### [Given exercise]
Copy all lines below containing "ylabel".

────

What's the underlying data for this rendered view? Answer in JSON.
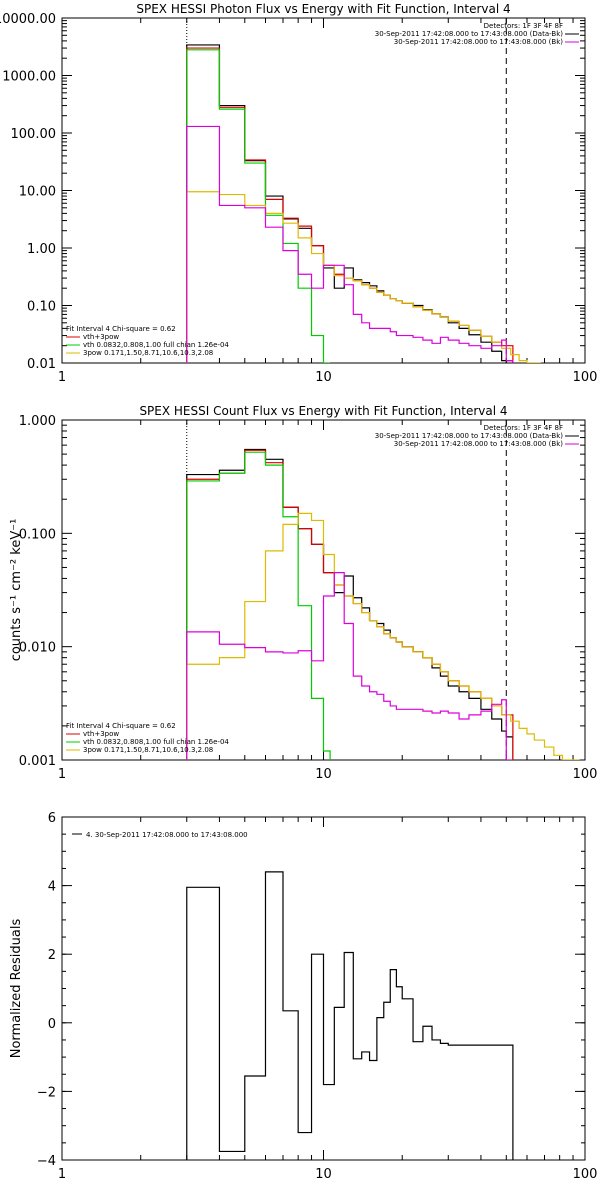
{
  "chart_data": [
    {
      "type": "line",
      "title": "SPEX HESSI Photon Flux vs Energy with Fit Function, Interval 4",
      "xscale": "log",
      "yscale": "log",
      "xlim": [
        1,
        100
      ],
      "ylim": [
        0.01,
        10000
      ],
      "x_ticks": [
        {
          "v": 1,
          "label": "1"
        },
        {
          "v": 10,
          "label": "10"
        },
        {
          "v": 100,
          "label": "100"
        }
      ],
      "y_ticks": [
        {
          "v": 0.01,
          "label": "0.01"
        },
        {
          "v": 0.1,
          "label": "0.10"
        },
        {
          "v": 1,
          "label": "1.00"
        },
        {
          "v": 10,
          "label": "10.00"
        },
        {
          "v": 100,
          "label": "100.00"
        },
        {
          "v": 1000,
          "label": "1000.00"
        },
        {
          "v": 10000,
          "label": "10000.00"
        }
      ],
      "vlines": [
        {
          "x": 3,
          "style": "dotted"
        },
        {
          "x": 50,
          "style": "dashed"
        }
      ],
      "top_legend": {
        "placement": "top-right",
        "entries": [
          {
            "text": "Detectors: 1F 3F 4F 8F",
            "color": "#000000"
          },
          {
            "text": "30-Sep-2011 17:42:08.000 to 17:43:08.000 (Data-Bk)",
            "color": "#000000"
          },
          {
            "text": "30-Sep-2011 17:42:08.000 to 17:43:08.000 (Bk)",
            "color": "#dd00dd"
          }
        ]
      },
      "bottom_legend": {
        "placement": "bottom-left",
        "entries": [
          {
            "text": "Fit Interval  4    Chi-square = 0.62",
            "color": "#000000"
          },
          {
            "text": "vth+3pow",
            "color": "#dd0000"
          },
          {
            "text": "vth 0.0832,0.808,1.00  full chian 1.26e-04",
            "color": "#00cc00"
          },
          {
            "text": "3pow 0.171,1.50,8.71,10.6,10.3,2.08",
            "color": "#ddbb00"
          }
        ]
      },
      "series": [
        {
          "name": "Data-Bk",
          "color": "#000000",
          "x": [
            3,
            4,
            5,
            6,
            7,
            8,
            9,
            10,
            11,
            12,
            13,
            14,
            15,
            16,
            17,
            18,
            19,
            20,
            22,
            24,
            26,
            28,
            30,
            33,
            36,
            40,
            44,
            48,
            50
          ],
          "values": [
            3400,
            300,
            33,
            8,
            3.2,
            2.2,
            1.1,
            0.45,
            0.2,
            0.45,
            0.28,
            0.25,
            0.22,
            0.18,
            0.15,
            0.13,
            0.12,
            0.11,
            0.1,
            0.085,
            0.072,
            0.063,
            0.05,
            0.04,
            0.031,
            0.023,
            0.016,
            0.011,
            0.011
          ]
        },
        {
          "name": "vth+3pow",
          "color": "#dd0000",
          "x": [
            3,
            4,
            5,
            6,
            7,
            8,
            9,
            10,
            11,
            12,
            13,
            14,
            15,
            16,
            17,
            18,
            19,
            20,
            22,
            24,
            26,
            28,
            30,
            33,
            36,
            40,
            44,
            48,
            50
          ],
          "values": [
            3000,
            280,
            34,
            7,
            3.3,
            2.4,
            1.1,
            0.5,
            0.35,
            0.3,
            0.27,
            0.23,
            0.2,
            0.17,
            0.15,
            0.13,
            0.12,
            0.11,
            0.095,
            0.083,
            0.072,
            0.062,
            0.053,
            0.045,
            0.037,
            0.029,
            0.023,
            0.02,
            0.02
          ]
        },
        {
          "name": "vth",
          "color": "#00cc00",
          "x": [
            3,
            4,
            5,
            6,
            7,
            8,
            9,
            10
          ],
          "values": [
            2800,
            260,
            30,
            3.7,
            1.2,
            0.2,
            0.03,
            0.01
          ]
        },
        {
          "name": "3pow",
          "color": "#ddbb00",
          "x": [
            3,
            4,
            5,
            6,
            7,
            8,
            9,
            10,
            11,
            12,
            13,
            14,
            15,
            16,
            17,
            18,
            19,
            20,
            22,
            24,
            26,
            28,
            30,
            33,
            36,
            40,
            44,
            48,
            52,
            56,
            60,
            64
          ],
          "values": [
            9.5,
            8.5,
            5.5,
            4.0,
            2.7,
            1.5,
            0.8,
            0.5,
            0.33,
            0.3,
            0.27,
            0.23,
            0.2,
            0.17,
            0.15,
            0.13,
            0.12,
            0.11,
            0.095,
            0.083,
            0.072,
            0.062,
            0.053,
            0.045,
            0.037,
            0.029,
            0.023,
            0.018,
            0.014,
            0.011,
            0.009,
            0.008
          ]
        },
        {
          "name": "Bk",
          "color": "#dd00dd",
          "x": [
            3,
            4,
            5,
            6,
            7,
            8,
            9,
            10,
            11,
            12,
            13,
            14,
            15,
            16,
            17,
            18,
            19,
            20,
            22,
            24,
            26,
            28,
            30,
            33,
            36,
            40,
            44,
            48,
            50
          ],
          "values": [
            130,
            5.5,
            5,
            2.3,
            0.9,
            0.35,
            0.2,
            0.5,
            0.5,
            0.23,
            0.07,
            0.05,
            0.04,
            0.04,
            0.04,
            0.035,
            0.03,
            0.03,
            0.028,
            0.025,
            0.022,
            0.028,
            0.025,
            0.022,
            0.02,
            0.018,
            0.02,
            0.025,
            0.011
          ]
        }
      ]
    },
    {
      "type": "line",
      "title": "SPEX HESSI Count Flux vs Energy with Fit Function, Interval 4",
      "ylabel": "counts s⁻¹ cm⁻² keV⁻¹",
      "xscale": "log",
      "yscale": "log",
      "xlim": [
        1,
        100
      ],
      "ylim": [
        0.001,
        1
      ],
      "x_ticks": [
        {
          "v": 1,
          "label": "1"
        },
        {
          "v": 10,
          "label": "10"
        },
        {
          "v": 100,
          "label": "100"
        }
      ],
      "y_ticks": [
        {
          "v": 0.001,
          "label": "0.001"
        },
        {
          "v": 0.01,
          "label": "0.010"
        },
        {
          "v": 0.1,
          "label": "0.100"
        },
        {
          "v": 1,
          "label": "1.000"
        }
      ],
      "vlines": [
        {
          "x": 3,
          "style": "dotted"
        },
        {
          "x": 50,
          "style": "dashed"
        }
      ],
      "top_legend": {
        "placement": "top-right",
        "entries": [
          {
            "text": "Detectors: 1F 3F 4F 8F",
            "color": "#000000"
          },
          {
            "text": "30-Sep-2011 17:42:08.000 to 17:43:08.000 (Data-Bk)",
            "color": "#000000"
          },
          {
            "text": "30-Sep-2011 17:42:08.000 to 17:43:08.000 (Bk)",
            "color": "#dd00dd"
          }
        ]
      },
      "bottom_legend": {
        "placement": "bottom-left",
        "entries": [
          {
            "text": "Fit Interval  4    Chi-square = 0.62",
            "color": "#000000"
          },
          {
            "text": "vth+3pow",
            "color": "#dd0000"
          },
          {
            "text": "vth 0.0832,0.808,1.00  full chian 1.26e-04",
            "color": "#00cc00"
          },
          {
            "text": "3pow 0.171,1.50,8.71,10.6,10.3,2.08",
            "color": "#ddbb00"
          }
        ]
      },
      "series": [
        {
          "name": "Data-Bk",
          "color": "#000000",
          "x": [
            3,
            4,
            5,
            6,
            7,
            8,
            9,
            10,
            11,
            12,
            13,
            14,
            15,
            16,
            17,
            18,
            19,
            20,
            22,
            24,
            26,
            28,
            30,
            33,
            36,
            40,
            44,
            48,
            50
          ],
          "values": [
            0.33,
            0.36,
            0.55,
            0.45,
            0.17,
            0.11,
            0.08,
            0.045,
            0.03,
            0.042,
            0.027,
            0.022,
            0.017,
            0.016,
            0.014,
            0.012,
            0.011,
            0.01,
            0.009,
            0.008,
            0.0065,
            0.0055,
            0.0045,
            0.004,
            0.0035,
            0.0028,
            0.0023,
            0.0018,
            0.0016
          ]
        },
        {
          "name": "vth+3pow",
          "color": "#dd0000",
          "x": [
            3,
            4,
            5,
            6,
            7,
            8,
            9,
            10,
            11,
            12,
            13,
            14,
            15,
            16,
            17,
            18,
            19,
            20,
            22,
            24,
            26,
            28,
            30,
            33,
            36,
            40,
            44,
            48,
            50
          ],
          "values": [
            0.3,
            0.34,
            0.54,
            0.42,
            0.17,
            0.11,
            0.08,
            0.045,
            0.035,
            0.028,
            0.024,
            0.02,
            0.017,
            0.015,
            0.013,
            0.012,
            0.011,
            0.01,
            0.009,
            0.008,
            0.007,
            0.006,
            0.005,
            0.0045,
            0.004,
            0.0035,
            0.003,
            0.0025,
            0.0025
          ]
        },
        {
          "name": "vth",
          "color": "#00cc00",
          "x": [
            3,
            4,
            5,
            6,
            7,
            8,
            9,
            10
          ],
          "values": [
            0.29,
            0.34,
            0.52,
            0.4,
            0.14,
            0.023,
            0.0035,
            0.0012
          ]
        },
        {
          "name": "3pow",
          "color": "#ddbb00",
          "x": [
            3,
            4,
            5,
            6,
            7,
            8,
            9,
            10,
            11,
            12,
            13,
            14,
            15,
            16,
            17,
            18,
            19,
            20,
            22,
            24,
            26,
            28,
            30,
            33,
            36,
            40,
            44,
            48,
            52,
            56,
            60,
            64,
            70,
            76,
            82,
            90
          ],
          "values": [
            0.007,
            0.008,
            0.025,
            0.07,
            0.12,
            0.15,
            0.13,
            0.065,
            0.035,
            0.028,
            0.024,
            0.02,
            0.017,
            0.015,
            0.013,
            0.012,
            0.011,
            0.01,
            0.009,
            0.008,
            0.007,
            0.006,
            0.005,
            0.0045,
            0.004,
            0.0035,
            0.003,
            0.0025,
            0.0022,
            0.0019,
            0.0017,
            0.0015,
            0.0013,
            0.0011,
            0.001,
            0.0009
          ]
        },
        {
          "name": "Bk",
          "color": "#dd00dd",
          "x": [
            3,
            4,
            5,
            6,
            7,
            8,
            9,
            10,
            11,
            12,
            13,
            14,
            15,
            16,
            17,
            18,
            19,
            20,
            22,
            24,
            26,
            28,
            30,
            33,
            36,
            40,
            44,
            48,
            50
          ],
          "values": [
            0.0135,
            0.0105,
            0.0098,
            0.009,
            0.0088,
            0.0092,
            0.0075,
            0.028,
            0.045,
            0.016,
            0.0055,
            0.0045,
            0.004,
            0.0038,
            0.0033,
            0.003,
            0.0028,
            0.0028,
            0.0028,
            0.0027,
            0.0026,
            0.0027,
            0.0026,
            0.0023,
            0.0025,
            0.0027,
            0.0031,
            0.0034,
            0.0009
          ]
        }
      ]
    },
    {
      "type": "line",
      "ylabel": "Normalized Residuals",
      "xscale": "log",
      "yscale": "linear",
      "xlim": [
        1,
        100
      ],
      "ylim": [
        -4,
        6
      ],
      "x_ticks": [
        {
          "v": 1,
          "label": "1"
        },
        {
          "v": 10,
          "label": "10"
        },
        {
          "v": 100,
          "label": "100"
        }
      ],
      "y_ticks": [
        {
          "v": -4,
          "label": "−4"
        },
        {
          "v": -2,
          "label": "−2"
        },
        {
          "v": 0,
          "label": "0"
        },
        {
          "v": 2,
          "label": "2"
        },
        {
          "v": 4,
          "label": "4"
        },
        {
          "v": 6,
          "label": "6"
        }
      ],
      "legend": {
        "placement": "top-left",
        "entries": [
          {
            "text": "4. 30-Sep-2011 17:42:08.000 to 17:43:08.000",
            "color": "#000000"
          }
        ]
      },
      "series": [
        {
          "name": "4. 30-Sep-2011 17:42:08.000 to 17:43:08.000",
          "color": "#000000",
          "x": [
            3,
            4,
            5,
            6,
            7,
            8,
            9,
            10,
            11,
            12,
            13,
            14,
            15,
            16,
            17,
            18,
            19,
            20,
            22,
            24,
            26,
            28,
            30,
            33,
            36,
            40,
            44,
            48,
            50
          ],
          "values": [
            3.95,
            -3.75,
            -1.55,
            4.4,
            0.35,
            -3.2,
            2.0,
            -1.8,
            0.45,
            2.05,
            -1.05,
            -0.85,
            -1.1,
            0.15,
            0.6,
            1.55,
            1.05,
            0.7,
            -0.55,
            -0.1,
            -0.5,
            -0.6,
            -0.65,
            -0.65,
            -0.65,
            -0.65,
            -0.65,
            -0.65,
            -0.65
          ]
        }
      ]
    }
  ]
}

────

### [Exercise response]
      "ylabel": "counts s⁻¹ cm⁻² keV⁻¹",
      "ylabel": "Normalized Residuals",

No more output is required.